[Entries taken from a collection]

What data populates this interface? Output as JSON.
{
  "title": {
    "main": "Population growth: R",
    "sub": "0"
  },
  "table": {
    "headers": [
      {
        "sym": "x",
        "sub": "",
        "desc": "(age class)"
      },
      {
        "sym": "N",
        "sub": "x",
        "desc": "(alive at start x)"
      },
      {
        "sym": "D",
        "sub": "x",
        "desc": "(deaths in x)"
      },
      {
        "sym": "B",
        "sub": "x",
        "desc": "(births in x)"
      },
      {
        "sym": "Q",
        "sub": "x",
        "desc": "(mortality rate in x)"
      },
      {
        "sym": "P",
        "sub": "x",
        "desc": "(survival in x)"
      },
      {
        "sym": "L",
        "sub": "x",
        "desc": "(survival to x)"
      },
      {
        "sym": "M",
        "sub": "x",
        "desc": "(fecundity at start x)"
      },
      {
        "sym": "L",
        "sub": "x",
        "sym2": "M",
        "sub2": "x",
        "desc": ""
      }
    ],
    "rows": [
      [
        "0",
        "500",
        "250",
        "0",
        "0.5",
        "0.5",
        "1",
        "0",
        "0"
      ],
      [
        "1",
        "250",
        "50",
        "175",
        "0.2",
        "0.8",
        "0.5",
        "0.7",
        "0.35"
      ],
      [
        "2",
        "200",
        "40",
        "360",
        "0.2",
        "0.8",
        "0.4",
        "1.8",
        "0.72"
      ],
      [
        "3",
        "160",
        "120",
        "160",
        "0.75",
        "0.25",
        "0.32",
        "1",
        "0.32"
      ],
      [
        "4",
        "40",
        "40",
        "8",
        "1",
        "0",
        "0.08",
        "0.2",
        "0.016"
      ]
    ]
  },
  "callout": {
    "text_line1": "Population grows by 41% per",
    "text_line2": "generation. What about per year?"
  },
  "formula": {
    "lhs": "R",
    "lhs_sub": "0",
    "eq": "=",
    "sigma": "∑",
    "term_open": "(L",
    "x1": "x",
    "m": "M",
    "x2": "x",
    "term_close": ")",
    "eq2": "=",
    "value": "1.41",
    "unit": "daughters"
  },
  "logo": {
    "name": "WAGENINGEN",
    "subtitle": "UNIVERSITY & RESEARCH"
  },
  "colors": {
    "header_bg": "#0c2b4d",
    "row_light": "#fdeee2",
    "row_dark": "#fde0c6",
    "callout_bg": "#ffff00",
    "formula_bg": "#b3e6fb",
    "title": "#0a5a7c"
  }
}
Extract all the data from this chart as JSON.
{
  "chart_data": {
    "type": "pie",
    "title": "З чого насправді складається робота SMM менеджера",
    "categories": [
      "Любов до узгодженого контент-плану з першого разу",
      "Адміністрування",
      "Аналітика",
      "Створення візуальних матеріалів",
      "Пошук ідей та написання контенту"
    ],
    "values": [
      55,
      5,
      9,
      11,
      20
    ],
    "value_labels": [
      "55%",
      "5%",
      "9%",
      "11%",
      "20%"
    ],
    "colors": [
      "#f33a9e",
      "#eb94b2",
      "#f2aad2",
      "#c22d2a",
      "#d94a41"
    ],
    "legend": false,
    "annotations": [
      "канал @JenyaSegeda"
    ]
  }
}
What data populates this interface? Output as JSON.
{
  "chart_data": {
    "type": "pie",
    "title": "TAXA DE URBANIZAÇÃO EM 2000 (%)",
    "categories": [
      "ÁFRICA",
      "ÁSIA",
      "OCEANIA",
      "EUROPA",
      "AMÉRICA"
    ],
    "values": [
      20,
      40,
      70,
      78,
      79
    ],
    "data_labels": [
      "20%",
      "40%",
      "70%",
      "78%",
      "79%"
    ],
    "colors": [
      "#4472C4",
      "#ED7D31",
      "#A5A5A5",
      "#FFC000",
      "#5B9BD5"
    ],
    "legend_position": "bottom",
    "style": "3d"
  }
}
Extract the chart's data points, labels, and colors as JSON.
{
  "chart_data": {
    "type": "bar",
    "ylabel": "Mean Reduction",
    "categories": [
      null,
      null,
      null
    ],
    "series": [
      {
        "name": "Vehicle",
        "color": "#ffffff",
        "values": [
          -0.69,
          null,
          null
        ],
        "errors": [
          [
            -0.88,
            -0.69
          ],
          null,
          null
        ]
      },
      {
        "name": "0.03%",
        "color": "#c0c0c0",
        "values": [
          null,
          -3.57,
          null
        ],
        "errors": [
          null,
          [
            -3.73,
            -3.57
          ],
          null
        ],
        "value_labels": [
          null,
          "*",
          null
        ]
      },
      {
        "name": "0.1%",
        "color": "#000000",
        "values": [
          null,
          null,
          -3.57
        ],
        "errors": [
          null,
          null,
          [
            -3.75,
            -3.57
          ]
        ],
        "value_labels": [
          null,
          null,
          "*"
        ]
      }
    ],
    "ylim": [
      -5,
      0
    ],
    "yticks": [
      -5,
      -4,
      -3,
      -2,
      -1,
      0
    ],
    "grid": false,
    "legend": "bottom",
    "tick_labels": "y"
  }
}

▸ SHORT TASK
Everything in the listing above should be restated exactly.

▸ TASK SOLUTION
What data populates this interface? Output as JSON.
{
  "title": {
    "main": "Population growth: R",
    "sub": "0"
  },
  "table": {
    "headers": [
      {
        "sym": "x",
        "sub": "",
        "desc": "(age class)"
      },
      {
        "sym": "N",
        "sub": "x",
        "desc": "(alive at start x)"
      },
      {
        "sym": "D",
        "sub": "x",
        "desc": "(deaths in x)"
      },
      {
        "sym": "B",
        "sub": "x",
        "desc": "(births in x)"
      },
      {
        "sym": "Q",
        "sub": "x",
        "desc": "(mortality rate in x)"
      },
      {
        "sym": "P",
        "sub": "x",
        "desc": "(survival in x)"
      },
      {
        "sym": "L",
        "sub": "x",
        "desc": "(survival to x)"
      },
      {
        "sym": "M",
        "sub": "x",
        "desc": "(fecundity at start x)"
      },
      {
        "sym": "L",
        "sub": "x",
        "sym2": "M",
        "sub2": "x",
        "desc": ""
      }
    ],
    "rows": [
      [
        "0",
        "500",
        "250",
        "0",
        "0.5",
        "0.5",
        "1",
        "0",
        "0"
      ],
      [
        "1",
        "250",
        "50",
        "175",
        "0.2",
        "0.8",
        "0.5",
        "0.7",
        "0.35"
      ],
      [
        "2",
        "200",
        "40",
        "360",
        "0.2",
        "0.8",
        "0.4",
        "1.8",
        "0.72"
      ],
      [
        "3",
        "160",
        "120",
        "160",
        "0.75",
        "0.25",
        "0.32",
        "1",
        "0.32"
      ],
      [
        "4",
        "40",
        "40",
        "8",
        "1",
        "0",
        "0.08",
        "0.2",
        "0.016"
      ]
    ]
  },
  "callout": {
    "text_line1": "Population grows by 41% per",
    "text_line2": "generation. What about per year?"
  },
  "formula": {
    "lhs": "R",
    "lhs_sub": "0",
    "eq": "=",
    "sigma": "∑",
    "term_open": "(L",
    "x1": "x",
    "m": "M",
    "x2": "x",
    "term_close": ")",
    "eq2": "=",
    "value": "1.41",
    "unit": "daughters"
  },
  "logo": {
    "name": "WAGENINGEN",
    "subtitle": "UNIVERSITY & RESEARCH"
  },
  "colors": {
    "header_bg": "#0c2b4d",
    "row_light": "#fdeee2",
    "row_dark": "#fde0c6",
    "callout_bg": "#ffff00",
    "formula_bg": "#b3e6fb",
    "title": "#0a5a7c"
  }
}
Extract all the data from this chart as JSON.
{
  "chart_data": {
    "type": "pie",
    "title": "З чого насправді складається робота SMM менеджера",
    "categories": [
      "Любов до узгодженого контент-плану з першого разу",
      "Адміністрування",
      "Аналітика",
      "Створення візуальних матеріалів",
      "Пошук ідей та написання контенту"
    ],
    "values": [
      55,
      5,
      9,
      11,
      20
    ],
    "value_labels": [
      "55%",
      "5%",
      "9%",
      "11%",
      "20%"
    ],
    "colors": [
      "#f33a9e",
      "#eb94b2",
      "#f2aad2",
      "#c22d2a",
      "#d94a41"
    ],
    "legend": false,
    "annotations": [
      "канал @JenyaSegeda"
    ]
  }
}
What data populates this interface? Output as JSON.
{
  "chart_data": {
    "type": "pie",
    "title": "TAXA DE URBANIZAÇÃO EM 2000 (%)",
    "categories": [
      "ÁFRICA",
      "ÁSIA",
      "OCEANIA",
      "EUROPA",
      "AMÉRICA"
    ],
    "values": [
      20,
      40,
      70,
      78,
      79
    ],
    "data_labels": [
      "20%",
      "40%",
      "70%",
      "78%",
      "79%"
    ],
    "colors": [
      "#4472C4",
      "#ED7D31",
      "#A5A5A5",
      "#FFC000",
      "#5B9BD5"
    ],
    "legend_position": "bottom",
    "style": "3d"
  }
}
Extract the chart's data points, labels, and colors as JSON.
{
  "chart_data": {
    "type": "bar",
    "ylabel": "Mean Reduction",
    "categories": [
      null,
      null,
      null
    ],
    "series": [
      {
        "name": "Vehicle",
        "color": "#ffffff",
        "values": [
          -0.69,
          null,
          null
        ],
        "errors": [
          [
            -0.88,
            -0.69
          ],
          null,
          null
        ]
      },
      {
        "name": "0.03%",
        "color": "#c0c0c0",
        "values": [
          null,
          -3.57,
          null
        ],
        "errors": [
          null,
          [
            -3.73,
            -3.57
          ],
          null
        ],
        "value_labels": [
          null,
          "*",
          null
        ]
      },
      {
        "name": "0.1%",
        "color": "#000000",
        "values": [
          null,
          null,
          -3.57
        ],
        "errors": [
          null,
          null,
          [
            -3.75,
            -3.57
          ]
        ],
        "value_labels": [
          null,
          null,
          "*"
        ]
      }
    ],
    "ylim": [
      -5,
      0
    ],
    "yticks": [
      -5,
      -4,
      -3,
      -2,
      -1,
      0
    ],
    "grid": false,
    "legend": "bottom",
    "tick_labels": "y"
  }
}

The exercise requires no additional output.